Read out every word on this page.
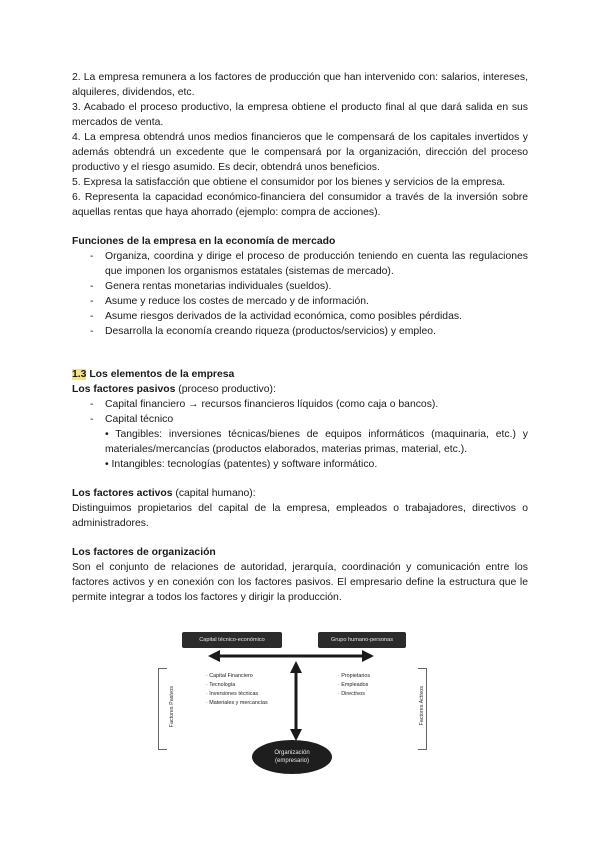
2. La empresa remunera a los factores de producción que han intervenido con: salarios, intereses, alquileres, dividendos, etc.

3. Acabado el proceso productivo, la empresa obtiene el producto final al que dará salida en sus mercados de venta.

4. La empresa obtendrá unos medios financieros que le compensará de los capitales invertidos y además obtendrá un excedente que le compensará por la organización, dirección del proceso productivo y el riesgo asumido. Es decir, obtendrá unos beneficios.

5. Expresa la satisfacción que obtiene el consumidor por los bienes y servicios de la empresa.

6. Representa la capacidad económico-financiera del consumidor a través de la inversión sobre aquellas rentas que haya ahorrado (ejemplo: compra de acciones).

Funciones de la empresa en la economía de mercado

- Organiza, coordina y dirige el proceso de producción teniendo en cuenta las regulaciones que imponen los organismos estatales (sistemas de mercado).
- Genera rentas monetarias individuales (sueldos).
- Asume y reduce los costes de mercado y de información.
- Asume riesgos derivados de la actividad económica, como posibles pérdidas.
- Desarrolla la economía creando riqueza (productos/servicios) y empleo.

1.3 Los elementos de la empresa

Los factores pasivos (proceso productivo):

- Capital financiero → recursos financieros líquidos (como caja o bancos).
- Capital técnico

• Tangibles: inversiones técnicas/bienes de equipos informáticos (maquinaria, etc.) y materiales/mercancías (productos elaborados, materias primas, material, etc.).

• Intangibles: tecnologías (patentes) y software informático.

Los factores activos (capital humano):

Distinguimos propietarios del capital de la empresa, empleados o trabajadores, directivos o administradores.

Los factores de organización

Son el conjunto de relaciones de autoridad, jerarquía, coordinación y comunicación entre los factores activos y en conexión con los factores pasivos. El empresario define la estructura que le permite integrar a todos los factores y dirigir la producción.

Capital técnico-económico	Grupo humano-personas
Factores Pasivos	Factores Activos
· Capital Financiero
· Tecnología
· Inversiones técnicas
· Materiales y mercancías
· Propietarios
· Empleados
· Directivos
Organización
(empresario)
________________
Written instruction
Make an exact copy of the listing above. Do not include the pictures.

Full solution
Read out every word on this page.
2. La empresa remunera a los factores de producción que han intervenido con: salarios, intereses, alquileres, dividendos, etc.

3. Acabado el proceso productivo, la empresa obtiene el producto final al que dará salida en sus mercados de venta.

4. La empresa obtendrá unos medios financieros que le compensará de los capitales invertidos y además obtendrá un excedente que le compensará por la organización, dirección del proceso productivo y el riesgo asumido. Es decir, obtendrá unos beneficios.

5. Expresa la satisfacción que obtiene el consumidor por los bienes y servicios de la empresa.

6. Representa la capacidad económico-financiera del consumidor a través de la inversión sobre aquellas rentas que haya ahorrado (ejemplo: compra de acciones).

Funciones de la empresa en la economía de mercado

- Organiza, coordina y dirige el proceso de producción teniendo en cuenta las regulaciones que imponen los organismos estatales (sistemas de mercado).
- Genera rentas monetarias individuales (sueldos).
- Asume y reduce los costes de mercado y de información.
- Asume riesgos derivados de la actividad económica, como posibles pérdidas.
- Desarrolla la economía creando riqueza (productos/servicios) y empleo.

1.3 Los elementos de la empresa

Los factores pasivos (proceso productivo):

- Capital financiero → recursos financieros líquidos (como caja o bancos).
- Capital técnico

• Tangibles: inversiones técnicas/bienes de equipos informáticos (maquinaria, etc.) y materiales/mercancías (productos elaborados, materias primas, material, etc.).

• Intangibles: tecnologías (patentes) y software informático.

Los factores activos (capital humano):

Distinguimos propietarios del capital de la empresa, empleados o trabajadores, directivos o administradores.

Los factores de organización

Son el conjunto de relaciones de autoridad, jerarquía, coordinación y comunicación entre los factores activos y en conexión con los factores pasivos. El empresario define la estructura que le permite integrar a todos los factores y dirigir la producción.

Capital técnico-económico	Grupo humano-personas
Factores Pasivos	Factores Activos
· Capital Financiero
· Tecnología
· Inversiones técnicas
· Materiales y mercancías
· Propietarios
· Empleados
· Directivos
Organización
(empresario)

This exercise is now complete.